• TASK STATEMENT: List each line holding the string "value".

►

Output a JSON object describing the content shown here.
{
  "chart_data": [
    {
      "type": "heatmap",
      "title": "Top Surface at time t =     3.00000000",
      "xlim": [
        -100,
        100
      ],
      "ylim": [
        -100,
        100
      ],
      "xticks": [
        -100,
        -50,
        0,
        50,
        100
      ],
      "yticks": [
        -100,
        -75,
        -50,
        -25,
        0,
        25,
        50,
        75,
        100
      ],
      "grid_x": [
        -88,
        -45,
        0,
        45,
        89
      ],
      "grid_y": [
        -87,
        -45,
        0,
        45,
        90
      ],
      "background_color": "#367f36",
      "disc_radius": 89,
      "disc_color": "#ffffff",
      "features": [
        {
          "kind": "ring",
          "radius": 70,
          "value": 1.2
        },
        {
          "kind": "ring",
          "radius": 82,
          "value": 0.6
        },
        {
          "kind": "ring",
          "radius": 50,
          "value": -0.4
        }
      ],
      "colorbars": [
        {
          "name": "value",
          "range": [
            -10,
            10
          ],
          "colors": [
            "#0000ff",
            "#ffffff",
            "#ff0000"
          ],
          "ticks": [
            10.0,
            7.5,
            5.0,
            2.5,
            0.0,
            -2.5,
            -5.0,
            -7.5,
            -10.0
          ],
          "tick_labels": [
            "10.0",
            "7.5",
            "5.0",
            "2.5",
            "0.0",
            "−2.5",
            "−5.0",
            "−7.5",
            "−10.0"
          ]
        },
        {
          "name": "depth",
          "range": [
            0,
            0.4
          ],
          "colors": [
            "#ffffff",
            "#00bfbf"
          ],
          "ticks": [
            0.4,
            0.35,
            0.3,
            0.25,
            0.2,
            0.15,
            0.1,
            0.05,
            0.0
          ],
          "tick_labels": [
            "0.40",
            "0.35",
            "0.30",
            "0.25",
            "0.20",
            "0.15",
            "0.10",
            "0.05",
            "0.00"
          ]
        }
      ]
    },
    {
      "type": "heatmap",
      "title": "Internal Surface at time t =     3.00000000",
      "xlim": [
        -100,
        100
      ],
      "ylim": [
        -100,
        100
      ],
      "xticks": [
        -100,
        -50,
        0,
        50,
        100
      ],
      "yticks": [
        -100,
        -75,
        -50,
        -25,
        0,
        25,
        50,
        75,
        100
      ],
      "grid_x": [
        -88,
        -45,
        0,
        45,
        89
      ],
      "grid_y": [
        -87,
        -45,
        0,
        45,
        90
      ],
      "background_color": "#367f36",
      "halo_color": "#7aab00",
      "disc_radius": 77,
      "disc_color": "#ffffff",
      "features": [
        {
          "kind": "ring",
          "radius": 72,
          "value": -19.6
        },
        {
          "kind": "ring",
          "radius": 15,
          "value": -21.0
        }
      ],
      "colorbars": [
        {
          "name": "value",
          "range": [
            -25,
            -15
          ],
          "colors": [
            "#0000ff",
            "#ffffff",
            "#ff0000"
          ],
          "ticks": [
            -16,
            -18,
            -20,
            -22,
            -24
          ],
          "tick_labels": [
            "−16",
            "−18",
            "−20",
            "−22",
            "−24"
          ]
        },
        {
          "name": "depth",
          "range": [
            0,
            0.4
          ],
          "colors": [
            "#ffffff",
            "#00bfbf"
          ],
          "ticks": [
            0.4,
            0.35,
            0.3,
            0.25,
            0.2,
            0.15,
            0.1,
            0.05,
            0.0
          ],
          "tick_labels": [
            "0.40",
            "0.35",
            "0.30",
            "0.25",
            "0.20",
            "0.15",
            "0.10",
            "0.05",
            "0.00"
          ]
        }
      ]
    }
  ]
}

◄

• EXERCISE RESULT:
          "value": 1.2
          "value": 0.6
          "value": -0.4
          "name": "value",
          "value": -19.6
          "value": -21.0
          "name": "value",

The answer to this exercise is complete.